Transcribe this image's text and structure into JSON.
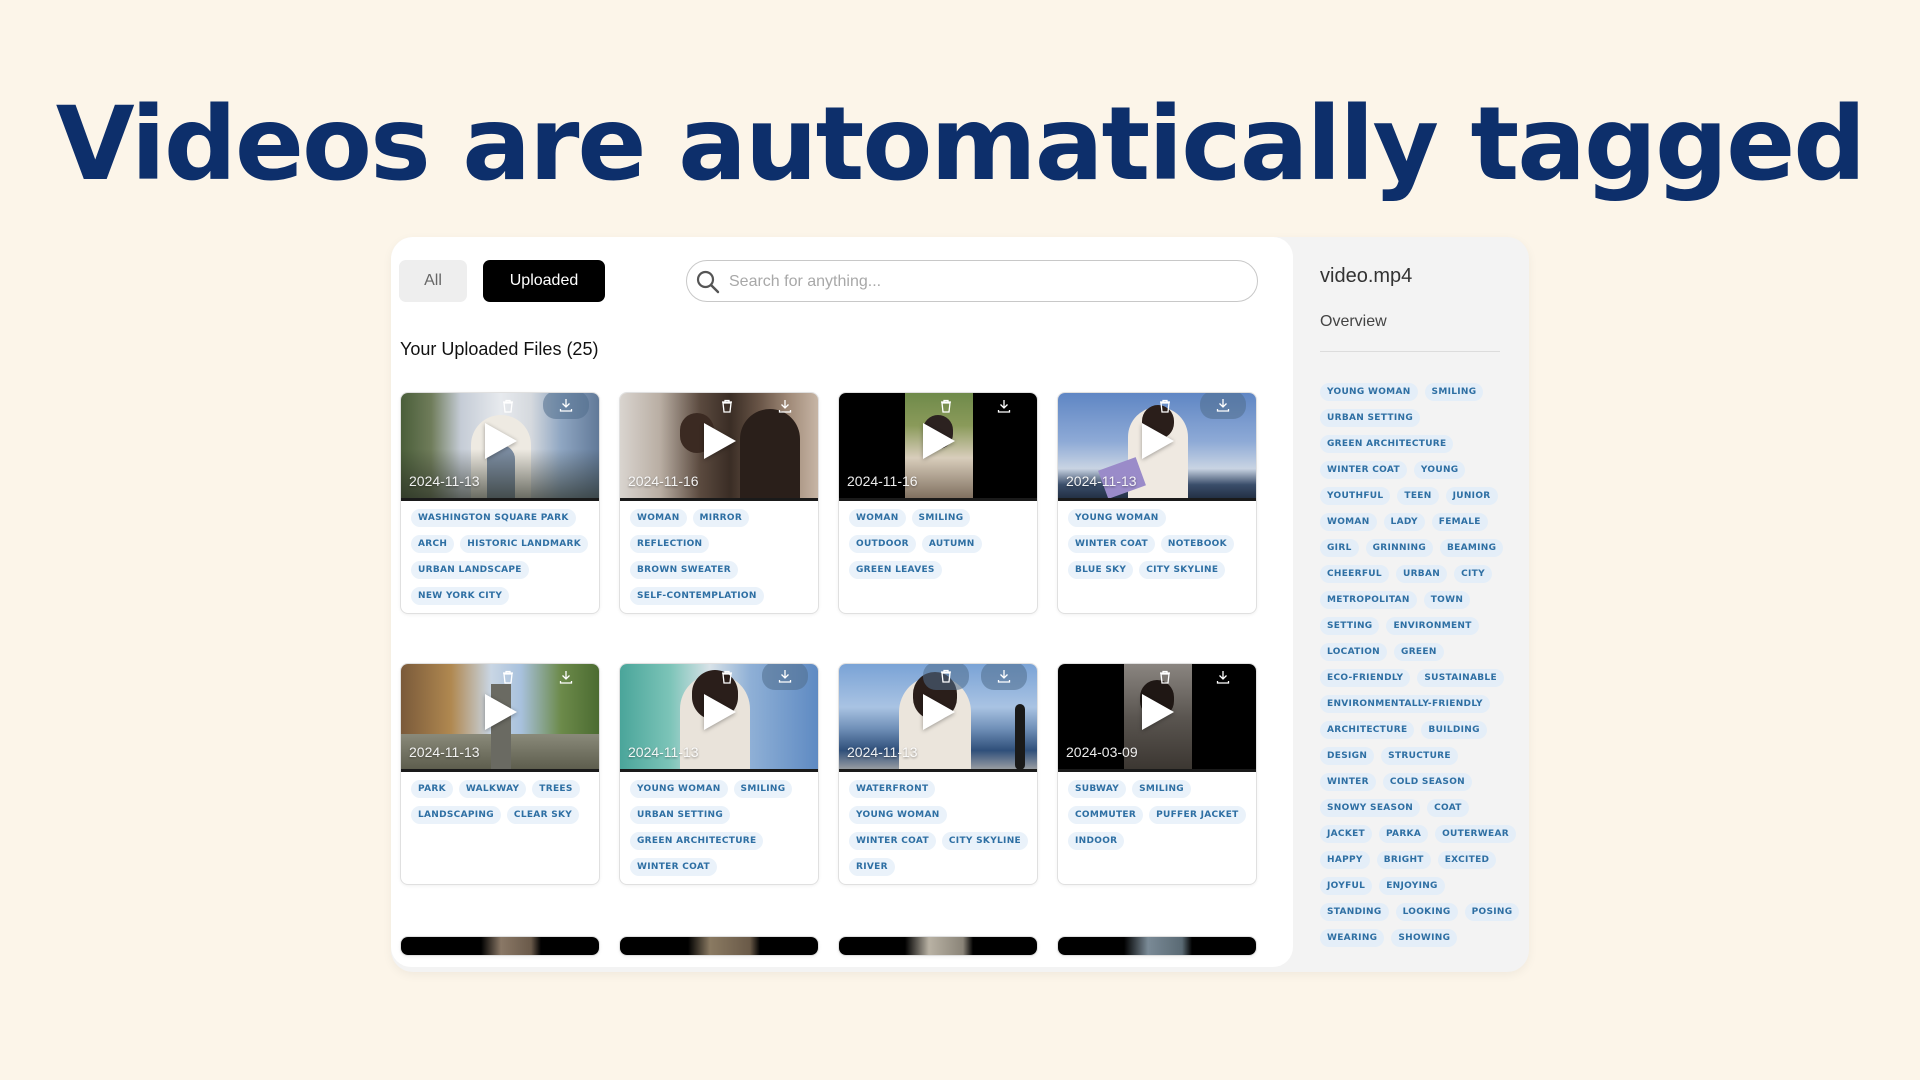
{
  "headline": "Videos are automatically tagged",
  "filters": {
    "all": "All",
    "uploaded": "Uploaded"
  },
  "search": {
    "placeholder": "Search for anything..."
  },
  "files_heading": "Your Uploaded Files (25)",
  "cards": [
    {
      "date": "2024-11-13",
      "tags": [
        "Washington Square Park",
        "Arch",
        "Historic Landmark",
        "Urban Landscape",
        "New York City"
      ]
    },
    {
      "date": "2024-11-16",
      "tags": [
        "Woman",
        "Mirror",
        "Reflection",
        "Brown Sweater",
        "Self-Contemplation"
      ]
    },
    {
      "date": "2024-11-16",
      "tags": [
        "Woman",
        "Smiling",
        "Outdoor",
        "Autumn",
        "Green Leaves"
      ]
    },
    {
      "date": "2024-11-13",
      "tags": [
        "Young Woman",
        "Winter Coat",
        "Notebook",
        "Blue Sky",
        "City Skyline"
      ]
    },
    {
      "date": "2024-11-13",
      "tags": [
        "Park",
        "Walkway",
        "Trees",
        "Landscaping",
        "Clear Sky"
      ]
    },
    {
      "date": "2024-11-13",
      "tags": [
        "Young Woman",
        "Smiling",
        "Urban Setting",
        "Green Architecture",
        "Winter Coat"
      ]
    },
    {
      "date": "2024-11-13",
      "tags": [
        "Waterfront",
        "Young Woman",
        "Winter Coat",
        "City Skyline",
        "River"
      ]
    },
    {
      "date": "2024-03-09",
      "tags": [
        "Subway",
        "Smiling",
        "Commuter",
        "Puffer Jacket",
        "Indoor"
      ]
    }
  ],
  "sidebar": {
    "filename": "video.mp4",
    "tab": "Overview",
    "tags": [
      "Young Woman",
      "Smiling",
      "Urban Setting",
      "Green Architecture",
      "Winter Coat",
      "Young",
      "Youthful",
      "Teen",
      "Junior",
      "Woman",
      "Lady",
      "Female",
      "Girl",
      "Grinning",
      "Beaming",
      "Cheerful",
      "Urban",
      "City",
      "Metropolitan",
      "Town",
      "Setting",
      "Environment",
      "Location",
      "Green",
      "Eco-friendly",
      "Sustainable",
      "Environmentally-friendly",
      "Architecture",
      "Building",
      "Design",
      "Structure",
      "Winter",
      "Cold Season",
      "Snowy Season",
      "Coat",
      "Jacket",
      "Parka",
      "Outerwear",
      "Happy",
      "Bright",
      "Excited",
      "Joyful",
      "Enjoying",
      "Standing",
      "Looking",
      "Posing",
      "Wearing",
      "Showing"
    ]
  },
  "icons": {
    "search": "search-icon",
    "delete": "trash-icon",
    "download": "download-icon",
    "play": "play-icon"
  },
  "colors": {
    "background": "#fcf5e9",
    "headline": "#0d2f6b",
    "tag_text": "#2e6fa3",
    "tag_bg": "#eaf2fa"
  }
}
----------------------------------------
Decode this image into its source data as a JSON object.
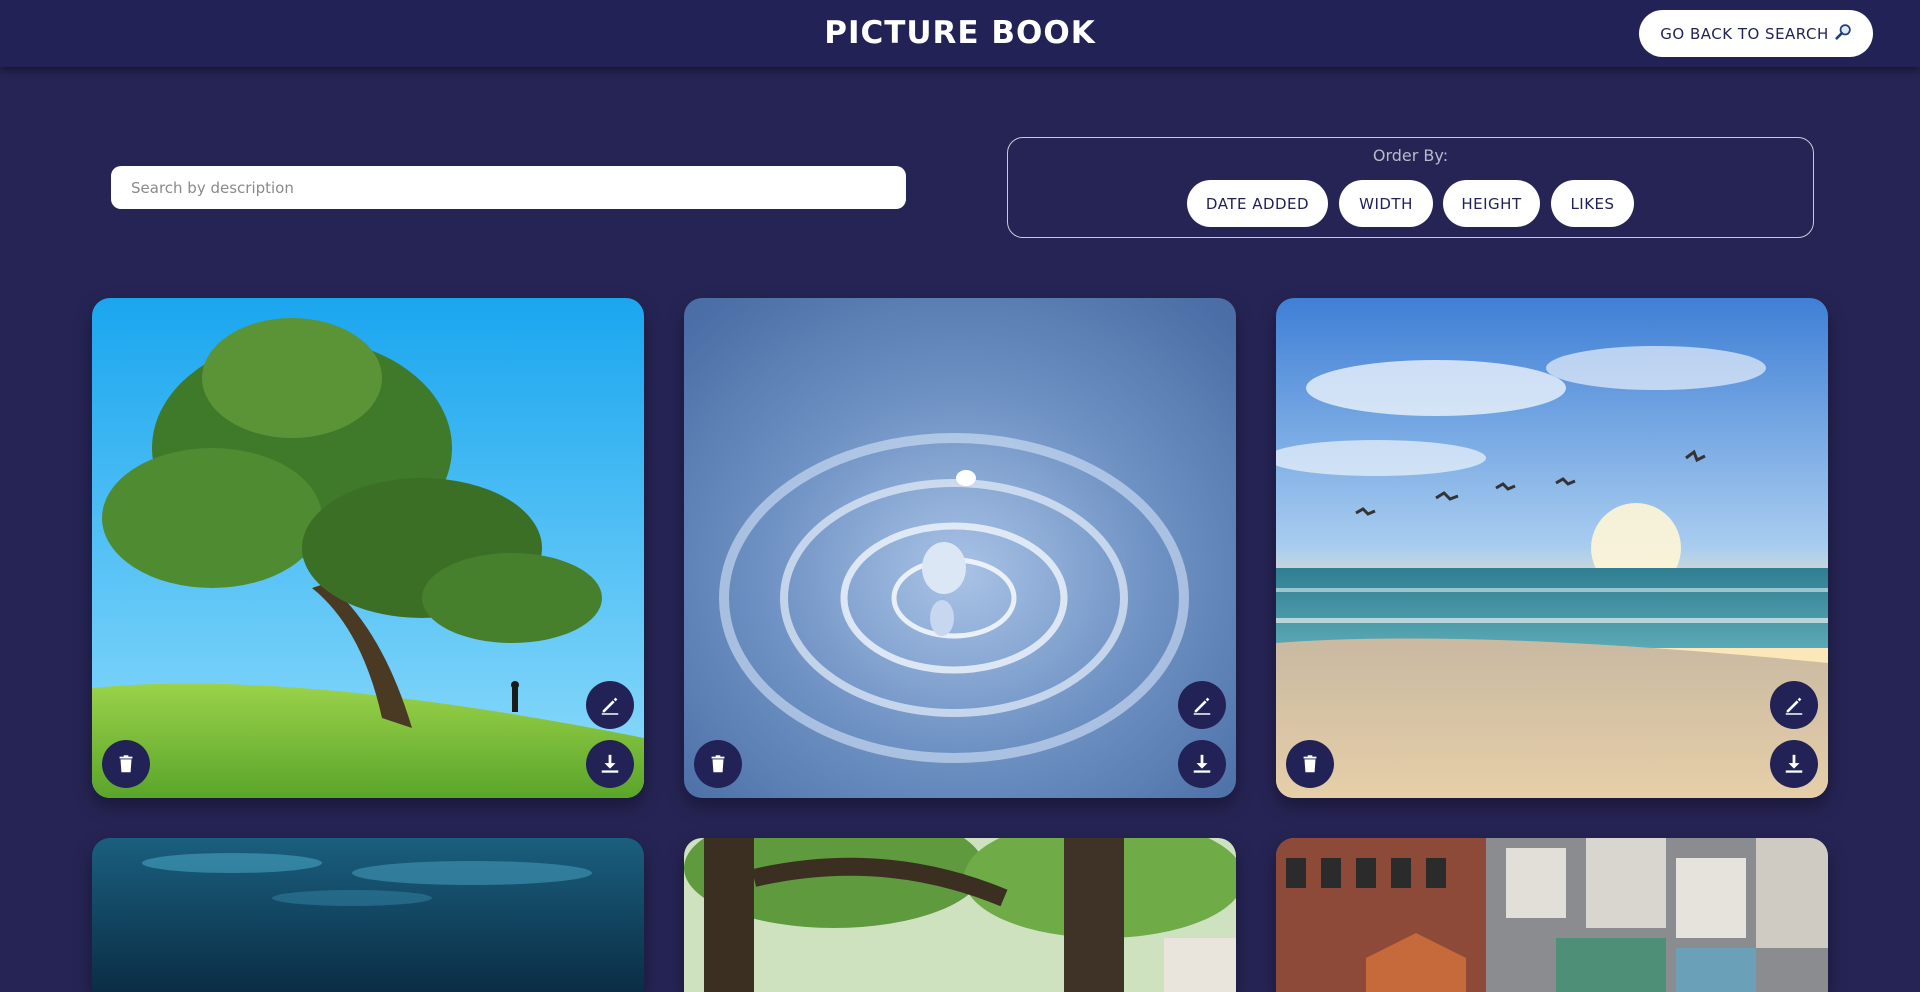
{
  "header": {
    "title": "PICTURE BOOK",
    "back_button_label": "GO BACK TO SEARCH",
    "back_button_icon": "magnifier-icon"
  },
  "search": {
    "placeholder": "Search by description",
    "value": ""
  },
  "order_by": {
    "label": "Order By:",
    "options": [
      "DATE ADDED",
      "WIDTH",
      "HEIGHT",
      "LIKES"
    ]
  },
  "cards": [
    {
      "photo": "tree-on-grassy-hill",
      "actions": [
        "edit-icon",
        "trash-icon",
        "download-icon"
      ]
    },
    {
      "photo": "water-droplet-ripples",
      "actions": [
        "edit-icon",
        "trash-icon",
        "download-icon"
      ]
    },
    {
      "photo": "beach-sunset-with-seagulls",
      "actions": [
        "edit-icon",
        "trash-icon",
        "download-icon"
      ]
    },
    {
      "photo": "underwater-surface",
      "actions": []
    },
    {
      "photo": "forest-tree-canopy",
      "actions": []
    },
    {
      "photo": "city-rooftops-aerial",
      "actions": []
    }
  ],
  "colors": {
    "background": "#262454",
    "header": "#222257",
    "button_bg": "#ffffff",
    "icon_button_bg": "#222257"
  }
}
----------------------------------------
Where a line above holds the string "JSON", show that line.

Transcribe this image's text and structure into JSON.
Decode this image into its source data as a JSON object.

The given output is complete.